## TASK DETAILS
Find "Convert this document image to plain text." in the data below; transcribe the line it appears on and each line after it, exactly, to the end, and nothing else.

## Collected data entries
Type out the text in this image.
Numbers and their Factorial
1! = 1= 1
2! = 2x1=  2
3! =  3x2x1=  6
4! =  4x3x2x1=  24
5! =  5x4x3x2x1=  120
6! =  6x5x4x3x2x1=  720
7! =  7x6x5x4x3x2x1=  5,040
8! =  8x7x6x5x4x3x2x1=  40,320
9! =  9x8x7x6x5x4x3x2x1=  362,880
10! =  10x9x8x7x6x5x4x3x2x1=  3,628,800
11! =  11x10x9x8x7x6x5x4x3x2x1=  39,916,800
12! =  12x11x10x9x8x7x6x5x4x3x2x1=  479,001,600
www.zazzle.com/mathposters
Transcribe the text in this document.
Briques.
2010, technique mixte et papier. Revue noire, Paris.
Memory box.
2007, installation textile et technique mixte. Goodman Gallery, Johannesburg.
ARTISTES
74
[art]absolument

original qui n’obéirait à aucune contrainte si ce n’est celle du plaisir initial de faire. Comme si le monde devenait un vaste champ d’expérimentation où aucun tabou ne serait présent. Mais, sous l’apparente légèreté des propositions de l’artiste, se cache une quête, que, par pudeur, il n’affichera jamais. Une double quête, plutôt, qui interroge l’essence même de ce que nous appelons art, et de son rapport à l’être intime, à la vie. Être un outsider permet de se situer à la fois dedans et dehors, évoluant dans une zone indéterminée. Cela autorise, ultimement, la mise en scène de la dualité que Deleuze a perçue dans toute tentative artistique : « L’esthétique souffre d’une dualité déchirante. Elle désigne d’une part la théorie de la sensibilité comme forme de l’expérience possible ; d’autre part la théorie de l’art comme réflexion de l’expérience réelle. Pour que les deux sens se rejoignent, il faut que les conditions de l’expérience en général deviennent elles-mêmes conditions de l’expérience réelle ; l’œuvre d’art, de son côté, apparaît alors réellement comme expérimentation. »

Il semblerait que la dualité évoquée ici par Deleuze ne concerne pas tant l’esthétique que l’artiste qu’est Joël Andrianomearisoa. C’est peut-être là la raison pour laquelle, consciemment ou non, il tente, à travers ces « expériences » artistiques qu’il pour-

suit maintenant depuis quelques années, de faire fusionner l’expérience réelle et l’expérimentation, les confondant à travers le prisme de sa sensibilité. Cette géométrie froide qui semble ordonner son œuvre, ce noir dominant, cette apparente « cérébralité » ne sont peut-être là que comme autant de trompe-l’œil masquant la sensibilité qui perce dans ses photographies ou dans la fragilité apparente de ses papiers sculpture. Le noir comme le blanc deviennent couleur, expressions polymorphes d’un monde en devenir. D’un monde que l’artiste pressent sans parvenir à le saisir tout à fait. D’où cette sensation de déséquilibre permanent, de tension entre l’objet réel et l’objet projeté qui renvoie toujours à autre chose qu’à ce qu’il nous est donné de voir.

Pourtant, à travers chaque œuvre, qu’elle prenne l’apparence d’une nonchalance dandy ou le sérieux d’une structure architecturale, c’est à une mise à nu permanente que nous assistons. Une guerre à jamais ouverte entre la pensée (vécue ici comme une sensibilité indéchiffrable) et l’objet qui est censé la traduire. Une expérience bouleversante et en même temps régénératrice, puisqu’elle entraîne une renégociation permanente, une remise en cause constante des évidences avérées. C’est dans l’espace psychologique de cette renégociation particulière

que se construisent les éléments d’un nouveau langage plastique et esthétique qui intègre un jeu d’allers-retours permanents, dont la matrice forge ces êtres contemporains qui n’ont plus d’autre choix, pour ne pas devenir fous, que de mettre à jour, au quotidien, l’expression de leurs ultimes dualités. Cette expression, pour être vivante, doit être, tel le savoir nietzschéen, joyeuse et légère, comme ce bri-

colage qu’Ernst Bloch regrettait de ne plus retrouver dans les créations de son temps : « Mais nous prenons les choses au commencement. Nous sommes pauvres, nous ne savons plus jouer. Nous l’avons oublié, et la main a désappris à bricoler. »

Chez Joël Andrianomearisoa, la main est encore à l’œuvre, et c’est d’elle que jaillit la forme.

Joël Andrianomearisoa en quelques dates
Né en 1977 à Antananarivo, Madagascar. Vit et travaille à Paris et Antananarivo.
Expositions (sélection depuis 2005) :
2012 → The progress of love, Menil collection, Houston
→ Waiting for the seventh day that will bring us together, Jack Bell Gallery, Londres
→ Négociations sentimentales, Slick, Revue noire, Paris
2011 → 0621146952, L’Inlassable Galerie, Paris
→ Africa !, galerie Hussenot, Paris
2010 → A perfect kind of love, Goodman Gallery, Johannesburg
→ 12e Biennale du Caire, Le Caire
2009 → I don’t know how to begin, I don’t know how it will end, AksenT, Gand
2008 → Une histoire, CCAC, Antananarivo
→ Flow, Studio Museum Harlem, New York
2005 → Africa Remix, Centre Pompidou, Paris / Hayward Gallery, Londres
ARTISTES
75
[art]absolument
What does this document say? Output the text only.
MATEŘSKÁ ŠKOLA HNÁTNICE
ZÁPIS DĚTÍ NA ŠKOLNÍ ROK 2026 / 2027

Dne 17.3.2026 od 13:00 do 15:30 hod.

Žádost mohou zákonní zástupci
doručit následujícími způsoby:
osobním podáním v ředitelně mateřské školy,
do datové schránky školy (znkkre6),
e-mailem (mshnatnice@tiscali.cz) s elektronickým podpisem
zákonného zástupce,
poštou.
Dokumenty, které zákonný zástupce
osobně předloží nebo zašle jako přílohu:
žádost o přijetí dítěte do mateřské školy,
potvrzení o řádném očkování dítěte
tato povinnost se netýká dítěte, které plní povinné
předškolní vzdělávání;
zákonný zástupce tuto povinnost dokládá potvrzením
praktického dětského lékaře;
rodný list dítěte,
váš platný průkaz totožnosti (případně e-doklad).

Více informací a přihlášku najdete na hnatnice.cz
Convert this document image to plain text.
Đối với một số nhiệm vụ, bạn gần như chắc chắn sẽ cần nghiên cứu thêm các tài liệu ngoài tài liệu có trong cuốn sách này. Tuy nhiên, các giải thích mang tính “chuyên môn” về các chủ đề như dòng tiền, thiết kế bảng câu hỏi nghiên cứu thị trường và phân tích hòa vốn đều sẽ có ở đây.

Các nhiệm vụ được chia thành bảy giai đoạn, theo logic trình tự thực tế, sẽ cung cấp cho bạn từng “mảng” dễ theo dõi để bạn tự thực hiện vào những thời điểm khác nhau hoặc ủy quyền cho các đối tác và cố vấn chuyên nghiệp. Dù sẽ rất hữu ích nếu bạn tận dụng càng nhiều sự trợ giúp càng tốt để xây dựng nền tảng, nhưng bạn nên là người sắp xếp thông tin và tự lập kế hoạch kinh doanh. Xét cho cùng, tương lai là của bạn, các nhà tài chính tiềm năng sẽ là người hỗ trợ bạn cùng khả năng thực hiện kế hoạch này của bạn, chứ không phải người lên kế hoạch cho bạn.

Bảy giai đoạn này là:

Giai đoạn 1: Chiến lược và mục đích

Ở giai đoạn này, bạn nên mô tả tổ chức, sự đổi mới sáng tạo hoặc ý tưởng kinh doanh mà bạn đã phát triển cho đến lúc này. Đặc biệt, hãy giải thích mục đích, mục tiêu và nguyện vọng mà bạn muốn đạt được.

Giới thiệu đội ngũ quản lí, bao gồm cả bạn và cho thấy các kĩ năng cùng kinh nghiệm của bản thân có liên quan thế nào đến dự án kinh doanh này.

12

## THE SOLUTION
Convert this document image to plain text.
Đối với một số nhiệm vụ, bạn gần như chắc chắn sẽ cần nghiên cứu thêm các tài liệu ngoài tài liệu có trong cuốn sách này. Tuy nhiên, các giải thích mang tính “chuyên môn” về các chủ đề như dòng tiền, thiết kế bảng câu hỏi nghiên cứu thị trường và phân tích hòa vốn đều sẽ có ở đây.

Các nhiệm vụ được chia thành bảy giai đoạn, theo logic trình tự thực tế, sẽ cung cấp cho bạn từng “mảng” dễ theo dõi để bạn tự thực hiện vào những thời điểm khác nhau hoặc ủy quyền cho các đối tác và cố vấn chuyên nghiệp. Dù sẽ rất hữu ích nếu bạn tận dụng càng nhiều sự trợ giúp càng tốt để xây dựng nền tảng, nhưng bạn nên là người sắp xếp thông tin và tự lập kế hoạch kinh doanh. Xét cho cùng, tương lai là của bạn, các nhà tài chính tiềm năng sẽ là người hỗ trợ bạn cùng khả năng thực hiện kế hoạch này của bạn, chứ không phải người lên kế hoạch cho bạn.

Bảy giai đoạn này là:

Giai đoạn 1: Chiến lược và mục đích

Ở giai đoạn này, bạn nên mô tả tổ chức, sự đổi mới sáng tạo hoặc ý tưởng kinh doanh mà bạn đã phát triển cho đến lúc này. Đặc biệt, hãy giải thích mục đích, mục tiêu và nguyện vọng mà bạn muốn đạt được.

Giới thiệu đội ngũ quản lí, bao gồm cả bạn và cho thấy các kĩ năng cùng kinh nghiệm của bản thân có liên quan thế nào đến dự án kinh doanh này.

12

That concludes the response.